Copy the data precisely, character for character, and leave out every picture.

--- START OF SOURCE DATA ---

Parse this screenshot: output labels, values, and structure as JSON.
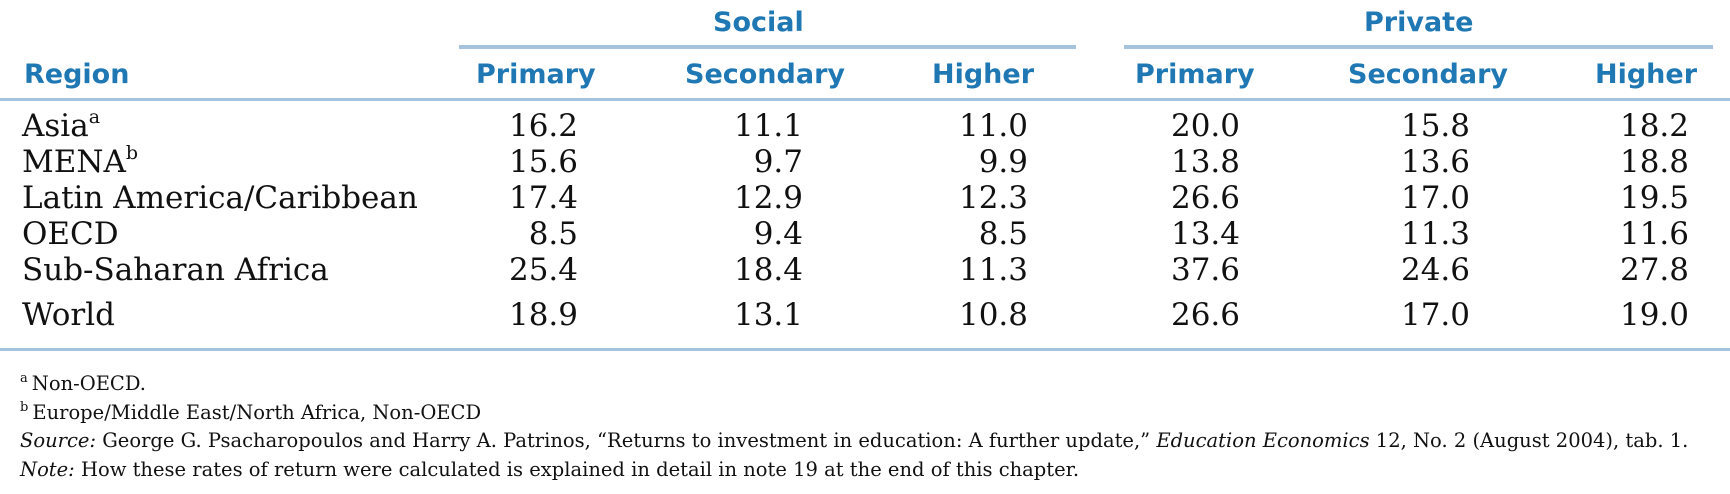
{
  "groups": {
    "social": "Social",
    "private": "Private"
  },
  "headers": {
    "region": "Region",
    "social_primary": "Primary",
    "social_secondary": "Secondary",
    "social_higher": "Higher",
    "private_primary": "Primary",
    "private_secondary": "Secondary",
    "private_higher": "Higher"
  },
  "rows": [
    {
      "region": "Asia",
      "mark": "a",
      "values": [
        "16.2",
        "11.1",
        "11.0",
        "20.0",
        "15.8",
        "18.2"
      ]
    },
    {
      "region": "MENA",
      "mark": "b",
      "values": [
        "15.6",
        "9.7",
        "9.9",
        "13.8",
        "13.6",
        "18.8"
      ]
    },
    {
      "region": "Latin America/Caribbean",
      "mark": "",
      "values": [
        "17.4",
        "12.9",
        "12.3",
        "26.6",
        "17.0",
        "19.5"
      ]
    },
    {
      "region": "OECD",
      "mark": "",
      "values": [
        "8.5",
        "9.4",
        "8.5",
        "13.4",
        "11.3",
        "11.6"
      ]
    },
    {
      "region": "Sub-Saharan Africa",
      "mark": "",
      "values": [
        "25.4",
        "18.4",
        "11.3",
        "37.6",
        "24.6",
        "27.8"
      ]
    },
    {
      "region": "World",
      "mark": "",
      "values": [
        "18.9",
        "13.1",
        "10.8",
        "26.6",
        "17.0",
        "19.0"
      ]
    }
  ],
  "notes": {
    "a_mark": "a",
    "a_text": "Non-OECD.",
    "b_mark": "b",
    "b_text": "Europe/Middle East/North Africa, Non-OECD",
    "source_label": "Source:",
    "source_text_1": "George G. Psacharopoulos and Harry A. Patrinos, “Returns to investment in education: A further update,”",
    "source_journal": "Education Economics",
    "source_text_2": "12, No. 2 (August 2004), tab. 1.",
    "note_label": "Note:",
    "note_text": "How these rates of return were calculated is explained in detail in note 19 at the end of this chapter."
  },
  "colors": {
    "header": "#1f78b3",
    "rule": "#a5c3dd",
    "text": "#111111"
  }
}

--- END OF SOURCE DATA ---

### EXERCISE OUTPUT:
Parse this screenshot: output labels, values, and structure as JSON.
{
  "groups": {
    "social": "Social",
    "private": "Private"
  },
  "headers": {
    "region": "Region",
    "social_primary": "Primary",
    "social_secondary": "Secondary",
    "social_higher": "Higher",
    "private_primary": "Primary",
    "private_secondary": "Secondary",
    "private_higher": "Higher"
  },
  "rows": [
    {
      "region": "Asia",
      "mark": "a",
      "values": [
        "16.2",
        "11.1",
        "11.0",
        "20.0",
        "15.8",
        "18.2"
      ]
    },
    {
      "region": "MENA",
      "mark": "b",
      "values": [
        "15.6",
        "9.7",
        "9.9",
        "13.8",
        "13.6",
        "18.8"
      ]
    },
    {
      "region": "Latin America/Caribbean",
      "mark": "",
      "values": [
        "17.4",
        "12.9",
        "12.3",
        "26.6",
        "17.0",
        "19.5"
      ]
    },
    {
      "region": "OECD",
      "mark": "",
      "values": [
        "8.5",
        "9.4",
        "8.5",
        "13.4",
        "11.3",
        "11.6"
      ]
    },
    {
      "region": "Sub-Saharan Africa",
      "mark": "",
      "values": [
        "25.4",
        "18.4",
        "11.3",
        "37.6",
        "24.6",
        "27.8"
      ]
    },
    {
      "region": "World",
      "mark": "",
      "values": [
        "18.9",
        "13.1",
        "10.8",
        "26.6",
        "17.0",
        "19.0"
      ]
    }
  ],
  "notes": {
    "a_mark": "a",
    "a_text": "Non-OECD.",
    "b_mark": "b",
    "b_text": "Europe/Middle East/North Africa, Non-OECD",
    "source_label": "Source:",
    "source_text_1": "George G. Psacharopoulos and Harry A. Patrinos, “Returns to investment in education: A further update,”",
    "source_journal": "Education Economics",
    "source_text_2": "12, No. 2 (August 2004), tab. 1.",
    "note_label": "Note:",
    "note_text": "How these rates of return were calculated is explained in detail in note 19 at the end of this chapter."
  },
  "colors": {
    "header": "#1f78b3",
    "rule": "#a5c3dd",
    "text": "#111111"
  }
}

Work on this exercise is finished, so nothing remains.